> [PROBLEM REQUIREMENTS] Copy out all lines in the data below containing the string "options".

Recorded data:
____________________

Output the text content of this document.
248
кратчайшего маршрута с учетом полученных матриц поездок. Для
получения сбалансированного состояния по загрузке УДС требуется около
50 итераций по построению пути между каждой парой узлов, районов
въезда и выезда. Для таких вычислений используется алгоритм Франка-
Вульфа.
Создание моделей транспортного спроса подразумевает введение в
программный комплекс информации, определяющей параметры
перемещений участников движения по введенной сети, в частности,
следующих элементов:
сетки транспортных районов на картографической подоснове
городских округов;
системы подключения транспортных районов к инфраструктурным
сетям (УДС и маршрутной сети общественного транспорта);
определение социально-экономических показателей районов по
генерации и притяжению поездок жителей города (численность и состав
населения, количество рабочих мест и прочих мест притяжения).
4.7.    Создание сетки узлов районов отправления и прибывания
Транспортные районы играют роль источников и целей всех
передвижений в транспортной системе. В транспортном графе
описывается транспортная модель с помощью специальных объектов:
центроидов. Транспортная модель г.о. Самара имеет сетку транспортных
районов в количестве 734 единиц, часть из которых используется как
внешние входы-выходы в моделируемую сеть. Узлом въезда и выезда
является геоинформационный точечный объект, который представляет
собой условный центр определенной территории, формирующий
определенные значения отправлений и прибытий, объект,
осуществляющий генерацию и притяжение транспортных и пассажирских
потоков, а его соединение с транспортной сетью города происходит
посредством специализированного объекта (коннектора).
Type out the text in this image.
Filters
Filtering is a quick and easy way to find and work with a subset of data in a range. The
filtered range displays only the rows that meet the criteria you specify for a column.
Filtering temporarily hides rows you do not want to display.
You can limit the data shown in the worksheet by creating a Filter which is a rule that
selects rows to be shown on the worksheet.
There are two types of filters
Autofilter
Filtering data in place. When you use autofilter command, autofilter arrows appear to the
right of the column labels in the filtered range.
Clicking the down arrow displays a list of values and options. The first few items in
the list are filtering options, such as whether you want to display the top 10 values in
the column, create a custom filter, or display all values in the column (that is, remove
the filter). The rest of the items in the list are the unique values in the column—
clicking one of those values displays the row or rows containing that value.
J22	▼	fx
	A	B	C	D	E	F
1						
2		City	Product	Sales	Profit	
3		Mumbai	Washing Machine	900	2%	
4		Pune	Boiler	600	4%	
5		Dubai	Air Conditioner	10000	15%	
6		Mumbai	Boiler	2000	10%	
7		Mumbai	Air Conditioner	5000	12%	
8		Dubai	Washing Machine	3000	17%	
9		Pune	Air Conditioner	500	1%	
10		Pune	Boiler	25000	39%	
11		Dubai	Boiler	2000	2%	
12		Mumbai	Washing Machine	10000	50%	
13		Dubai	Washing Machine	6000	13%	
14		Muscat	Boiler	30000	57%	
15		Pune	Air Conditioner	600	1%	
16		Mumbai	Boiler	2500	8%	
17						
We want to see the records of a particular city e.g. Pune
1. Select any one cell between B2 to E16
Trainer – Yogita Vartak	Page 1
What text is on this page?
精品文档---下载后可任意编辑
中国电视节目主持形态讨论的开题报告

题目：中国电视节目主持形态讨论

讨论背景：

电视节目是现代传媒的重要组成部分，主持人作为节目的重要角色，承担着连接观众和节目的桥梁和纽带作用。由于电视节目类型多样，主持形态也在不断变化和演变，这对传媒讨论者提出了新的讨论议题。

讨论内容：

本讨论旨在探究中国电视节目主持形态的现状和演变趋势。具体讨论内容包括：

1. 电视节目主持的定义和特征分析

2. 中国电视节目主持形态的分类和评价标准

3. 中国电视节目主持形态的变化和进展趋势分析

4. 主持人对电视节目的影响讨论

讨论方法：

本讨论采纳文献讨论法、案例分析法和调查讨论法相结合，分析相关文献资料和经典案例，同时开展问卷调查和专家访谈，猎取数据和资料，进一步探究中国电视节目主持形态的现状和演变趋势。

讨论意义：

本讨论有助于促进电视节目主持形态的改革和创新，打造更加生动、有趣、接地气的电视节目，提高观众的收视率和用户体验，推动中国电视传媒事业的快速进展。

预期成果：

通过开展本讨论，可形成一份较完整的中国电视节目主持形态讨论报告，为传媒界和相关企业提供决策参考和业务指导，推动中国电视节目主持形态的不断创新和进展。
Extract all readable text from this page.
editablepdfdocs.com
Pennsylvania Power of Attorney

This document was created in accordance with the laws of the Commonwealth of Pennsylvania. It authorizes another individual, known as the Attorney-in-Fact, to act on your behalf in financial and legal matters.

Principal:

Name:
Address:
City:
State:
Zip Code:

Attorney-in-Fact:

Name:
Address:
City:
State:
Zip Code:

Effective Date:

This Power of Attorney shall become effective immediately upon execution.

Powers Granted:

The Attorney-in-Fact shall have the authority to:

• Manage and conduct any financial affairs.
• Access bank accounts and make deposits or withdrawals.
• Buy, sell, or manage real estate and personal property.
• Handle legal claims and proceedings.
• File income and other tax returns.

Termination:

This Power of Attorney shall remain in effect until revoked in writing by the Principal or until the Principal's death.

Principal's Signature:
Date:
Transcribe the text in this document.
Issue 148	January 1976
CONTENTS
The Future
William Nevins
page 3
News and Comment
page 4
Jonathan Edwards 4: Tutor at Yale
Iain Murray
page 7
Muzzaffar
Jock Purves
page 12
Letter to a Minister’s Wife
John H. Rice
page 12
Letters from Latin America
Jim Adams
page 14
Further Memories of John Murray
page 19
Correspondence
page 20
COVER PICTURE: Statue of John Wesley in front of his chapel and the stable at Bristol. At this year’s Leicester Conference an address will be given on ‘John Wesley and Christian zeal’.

____________________

> [SOLUTION TO THE PROBLEM]
Clicking the down arrow displays a list of values and options. The first few items in
the list are filtering options, such as whether you want to display the top 10 values in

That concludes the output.